== Document segment ==
▼

Purpose of the Study:

  • To develop and implement an automated illness prediction system utilizing speech characteristics.
  • To categorize diseases into groups (painful, light pain, psychological pain) for improved diagnostic accuracy.
  • To evaluate the effectiveness of various speech features and machine learning models for illness classification.

Main Methods:

  • Utilized the "speech, transcription, and intent" medical dataset.
  • Extracted speech features including smoothness, Mel-frequency cepstral coefficients (MFCC), and spectral centroid variation (SCV).
  • Applied noise reduction using a forward-backward filter, a hybrid feature selection combining genetic algorithms (GA) and neural networks (NN), and classification with Support Vector Machines (SVM), neural networks, and Gaussian Mixture Models (GMM).

Main Results:

  • Achieved a maximum illness classification accuracy of 94.55% using Support Vector Machines (SVM).
  • Demonstrated that grouping illnesses by pain level and psychological state significantly improved diagnostic performance compared to individual disease classification.
  • Validated the representational capacity of smoothness, MFCC, and SCV features for medical situations.

Conclusions:

  • Automated illness prediction from speech is feasible, particularly when diseases are categorized based on symptom severity and psychological impact.
  • The developed hybrid feature selection and classification framework, especially with SVM, shows high potential for accurate voice-based health assessment.
  • This approach offers a promising direction for the future of remote and automated medical diagnosis.

▲

Rewrite the study summary between "Purpose of the" and "centroid variation (SCV).", inclusive, changing every instance of "speech" to "voice".

Saved data entries:
▼

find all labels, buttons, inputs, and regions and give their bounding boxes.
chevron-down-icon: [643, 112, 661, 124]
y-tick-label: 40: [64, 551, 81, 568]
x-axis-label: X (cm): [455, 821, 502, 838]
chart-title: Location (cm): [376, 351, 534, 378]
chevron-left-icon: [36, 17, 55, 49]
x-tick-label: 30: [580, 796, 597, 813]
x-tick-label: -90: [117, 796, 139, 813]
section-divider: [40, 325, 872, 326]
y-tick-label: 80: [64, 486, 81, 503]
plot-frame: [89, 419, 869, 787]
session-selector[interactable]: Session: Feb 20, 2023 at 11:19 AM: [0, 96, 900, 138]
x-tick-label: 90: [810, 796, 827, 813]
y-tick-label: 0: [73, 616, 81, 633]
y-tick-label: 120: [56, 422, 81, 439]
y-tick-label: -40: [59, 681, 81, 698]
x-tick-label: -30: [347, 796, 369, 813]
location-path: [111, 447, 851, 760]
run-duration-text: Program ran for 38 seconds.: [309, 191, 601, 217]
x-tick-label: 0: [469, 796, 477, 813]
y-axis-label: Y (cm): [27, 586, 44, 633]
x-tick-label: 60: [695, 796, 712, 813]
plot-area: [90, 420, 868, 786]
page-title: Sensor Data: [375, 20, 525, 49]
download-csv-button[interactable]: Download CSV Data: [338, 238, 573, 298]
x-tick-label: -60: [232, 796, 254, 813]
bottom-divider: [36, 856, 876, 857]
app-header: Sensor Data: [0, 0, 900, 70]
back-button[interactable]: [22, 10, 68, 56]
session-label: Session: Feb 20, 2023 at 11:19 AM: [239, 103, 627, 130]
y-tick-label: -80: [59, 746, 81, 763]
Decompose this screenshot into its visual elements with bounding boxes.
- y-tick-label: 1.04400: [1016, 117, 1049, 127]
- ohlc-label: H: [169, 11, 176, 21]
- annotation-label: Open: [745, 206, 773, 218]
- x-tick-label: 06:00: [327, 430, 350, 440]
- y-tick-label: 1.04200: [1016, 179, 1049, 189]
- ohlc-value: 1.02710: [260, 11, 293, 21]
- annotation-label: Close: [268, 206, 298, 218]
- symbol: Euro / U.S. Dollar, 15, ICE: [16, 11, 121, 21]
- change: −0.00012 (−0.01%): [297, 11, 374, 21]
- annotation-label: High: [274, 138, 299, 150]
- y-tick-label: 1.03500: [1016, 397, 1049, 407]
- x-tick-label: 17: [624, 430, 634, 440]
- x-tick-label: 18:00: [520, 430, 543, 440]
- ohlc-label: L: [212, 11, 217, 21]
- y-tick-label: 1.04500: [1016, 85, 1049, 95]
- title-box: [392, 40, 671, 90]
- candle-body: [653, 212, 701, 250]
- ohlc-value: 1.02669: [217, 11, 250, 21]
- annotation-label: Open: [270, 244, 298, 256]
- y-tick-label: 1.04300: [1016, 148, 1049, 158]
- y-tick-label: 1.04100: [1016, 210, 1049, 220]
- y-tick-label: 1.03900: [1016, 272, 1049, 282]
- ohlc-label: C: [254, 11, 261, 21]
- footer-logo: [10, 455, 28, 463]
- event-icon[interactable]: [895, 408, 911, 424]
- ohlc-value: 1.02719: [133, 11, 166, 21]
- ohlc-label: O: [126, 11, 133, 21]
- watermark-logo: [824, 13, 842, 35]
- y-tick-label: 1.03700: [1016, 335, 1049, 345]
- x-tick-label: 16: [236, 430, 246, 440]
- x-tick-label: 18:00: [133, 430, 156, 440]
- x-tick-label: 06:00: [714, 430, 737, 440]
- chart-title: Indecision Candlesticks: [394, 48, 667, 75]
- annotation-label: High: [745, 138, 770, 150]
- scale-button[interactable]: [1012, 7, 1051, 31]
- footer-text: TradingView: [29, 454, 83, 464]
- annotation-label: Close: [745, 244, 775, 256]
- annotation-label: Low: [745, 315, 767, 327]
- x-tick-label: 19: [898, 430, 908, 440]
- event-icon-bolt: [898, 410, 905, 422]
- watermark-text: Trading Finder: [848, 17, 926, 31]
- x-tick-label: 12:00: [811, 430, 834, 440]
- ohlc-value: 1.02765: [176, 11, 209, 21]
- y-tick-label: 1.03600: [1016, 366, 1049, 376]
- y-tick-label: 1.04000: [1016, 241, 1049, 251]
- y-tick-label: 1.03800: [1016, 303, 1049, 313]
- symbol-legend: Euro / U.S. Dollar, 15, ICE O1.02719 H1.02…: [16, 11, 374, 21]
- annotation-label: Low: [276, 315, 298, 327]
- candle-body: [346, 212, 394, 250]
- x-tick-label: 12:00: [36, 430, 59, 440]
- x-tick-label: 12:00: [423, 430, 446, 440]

▲

== Exercise solution ==
Purpose of the Study:

  • To develop and implement an automated illness prediction system utilizing voice characteristics.
  • To categorize diseases into groups (painful, light pain, psychological pain) for improved diagnostic accuracy.
  • To evaluate the effectiveness of various voice features and machine learning models for illness classification.

Main Methods:

  • Utilized the "voice, transcription, and intent" medical dataset.
  • Extracted voice features including smoothness, Mel-frequency cepstral coefficients (MFCC), and spectral centroid variation (SCV).